Recorded data:
⟨
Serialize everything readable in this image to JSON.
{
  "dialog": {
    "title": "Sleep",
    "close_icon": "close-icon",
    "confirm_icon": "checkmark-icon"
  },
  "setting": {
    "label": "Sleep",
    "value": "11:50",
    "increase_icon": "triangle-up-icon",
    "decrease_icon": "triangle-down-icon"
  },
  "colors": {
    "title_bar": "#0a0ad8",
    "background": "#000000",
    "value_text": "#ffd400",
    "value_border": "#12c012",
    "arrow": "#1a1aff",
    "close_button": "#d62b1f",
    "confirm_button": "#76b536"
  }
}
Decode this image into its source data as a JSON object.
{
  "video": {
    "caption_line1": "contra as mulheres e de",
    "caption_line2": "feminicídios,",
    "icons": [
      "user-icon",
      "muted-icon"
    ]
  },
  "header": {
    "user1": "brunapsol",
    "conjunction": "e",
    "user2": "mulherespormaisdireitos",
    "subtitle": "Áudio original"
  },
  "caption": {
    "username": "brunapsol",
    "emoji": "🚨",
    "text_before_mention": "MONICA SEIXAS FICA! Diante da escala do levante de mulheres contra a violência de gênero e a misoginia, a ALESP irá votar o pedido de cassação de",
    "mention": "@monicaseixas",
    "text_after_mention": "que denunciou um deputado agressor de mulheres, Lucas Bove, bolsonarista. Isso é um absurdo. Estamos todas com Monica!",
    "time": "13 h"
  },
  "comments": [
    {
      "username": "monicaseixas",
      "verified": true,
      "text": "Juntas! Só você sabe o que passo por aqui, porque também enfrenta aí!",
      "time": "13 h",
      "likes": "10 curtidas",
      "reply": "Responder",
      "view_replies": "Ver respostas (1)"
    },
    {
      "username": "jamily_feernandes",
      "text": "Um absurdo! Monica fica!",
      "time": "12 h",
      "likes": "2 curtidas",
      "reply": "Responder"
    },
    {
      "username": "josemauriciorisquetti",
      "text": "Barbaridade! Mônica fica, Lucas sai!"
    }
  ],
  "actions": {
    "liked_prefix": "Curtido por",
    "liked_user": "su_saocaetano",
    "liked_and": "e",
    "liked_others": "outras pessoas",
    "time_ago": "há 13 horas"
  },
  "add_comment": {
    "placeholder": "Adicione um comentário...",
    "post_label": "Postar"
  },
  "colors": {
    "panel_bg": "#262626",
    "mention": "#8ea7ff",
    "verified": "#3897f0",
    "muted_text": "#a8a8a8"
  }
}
⟩
Brief:
Copy out all of the records shown above exactly.

Completed exercise:
Serialize everything readable in this image to JSON.
{
  "dialog": {
    "title": "Sleep",
    "close_icon": "close-icon",
    "confirm_icon": "checkmark-icon"
  },
  "setting": {
    "label": "Sleep",
    "value": "11:50",
    "increase_icon": "triangle-up-icon",
    "decrease_icon": "triangle-down-icon"
  },
  "colors": {
    "title_bar": "#0a0ad8",
    "background": "#000000",
    "value_text": "#ffd400",
    "value_border": "#12c012",
    "arrow": "#1a1aff",
    "close_button": "#d62b1f",
    "confirm_button": "#76b536"
  }
}
Decode this image into its source data as a JSON object.
{
  "video": {
    "caption_line1": "contra as mulheres e de",
    "caption_line2": "feminicídios,",
    "icons": [
      "user-icon",
      "muted-icon"
    ]
  },
  "header": {
    "user1": "brunapsol",
    "conjunction": "e",
    "user2": "mulherespormaisdireitos",
    "subtitle": "Áudio original"
  },
  "caption": {
    "username": "brunapsol",
    "emoji": "🚨",
    "text_before_mention": "MONICA SEIXAS FICA! Diante da escala do levante de mulheres contra a violência de gênero e a misoginia, a ALESP irá votar o pedido de cassação de",
    "mention": "@monicaseixas",
    "text_after_mention": "que denunciou um deputado agressor de mulheres, Lucas Bove, bolsonarista. Isso é um absurdo. Estamos todas com Monica!",
    "time": "13 h"
  },
  "comments": [
    {
      "username": "monicaseixas",
      "verified": true,
      "text": "Juntas! Só você sabe o que passo por aqui, porque também enfrenta aí!",
      "time": "13 h",
      "likes": "10 curtidas",
      "reply": "Responder",
      "view_replies": "Ver respostas (1)"
    },
    {
      "username": "jamily_feernandes",
      "text": "Um absurdo! Monica fica!",
      "time": "12 h",
      "likes": "2 curtidas",
      "reply": "Responder"
    },
    {
      "username": "josemauriciorisquetti",
      "text": "Barbaridade! Mônica fica, Lucas sai!"
    }
  ],
  "actions": {
    "liked_prefix": "Curtido por",
    "liked_user": "su_saocaetano",
    "liked_and": "e",
    "liked_others": "outras pessoas",
    "time_ago": "há 13 horas"
  },
  "add_comment": {
    "placeholder": "Adicione um comentário...",
    "post_label": "Postar"
  },
  "colors": {
    "panel_bg": "#262626",
    "mention": "#8ea7ff",
    "verified": "#3897f0",
    "muted_text": "#a8a8a8"
  }
}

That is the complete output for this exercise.